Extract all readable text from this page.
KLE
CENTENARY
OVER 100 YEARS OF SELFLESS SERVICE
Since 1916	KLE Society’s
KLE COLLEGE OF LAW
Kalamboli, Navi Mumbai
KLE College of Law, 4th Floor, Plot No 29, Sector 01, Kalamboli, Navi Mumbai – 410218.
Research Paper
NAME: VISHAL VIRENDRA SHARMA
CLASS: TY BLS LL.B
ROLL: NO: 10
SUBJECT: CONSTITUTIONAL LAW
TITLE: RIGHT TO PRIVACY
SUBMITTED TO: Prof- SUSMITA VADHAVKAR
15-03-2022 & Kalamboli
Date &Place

**EXERCISE**
From the listing above, extract every line exactly as it stands.

**PROBLEM SOLUTION**
Extract all readable text from this page.
KLE
CENTENARY
OVER 100 YEARS OF SELFLESS SERVICE
Since 1916	KLE Society’s
KLE COLLEGE OF LAW
Kalamboli, Navi Mumbai
KLE College of Law, 4th Floor, Plot No 29, Sector 01, Kalamboli, Navi Mumbai – 410218.
Research Paper
NAME: VISHAL VIRENDRA SHARMA
CLASS: TY BLS LL.B
ROLL: NO: 10
SUBJECT: CONSTITUTIONAL LAW
TITLE: RIGHT TO PRIVACY
SUBMITTED TO: Prof- SUSMITA VADHAVKAR
15-03-2022 & Kalamboli
Date &Place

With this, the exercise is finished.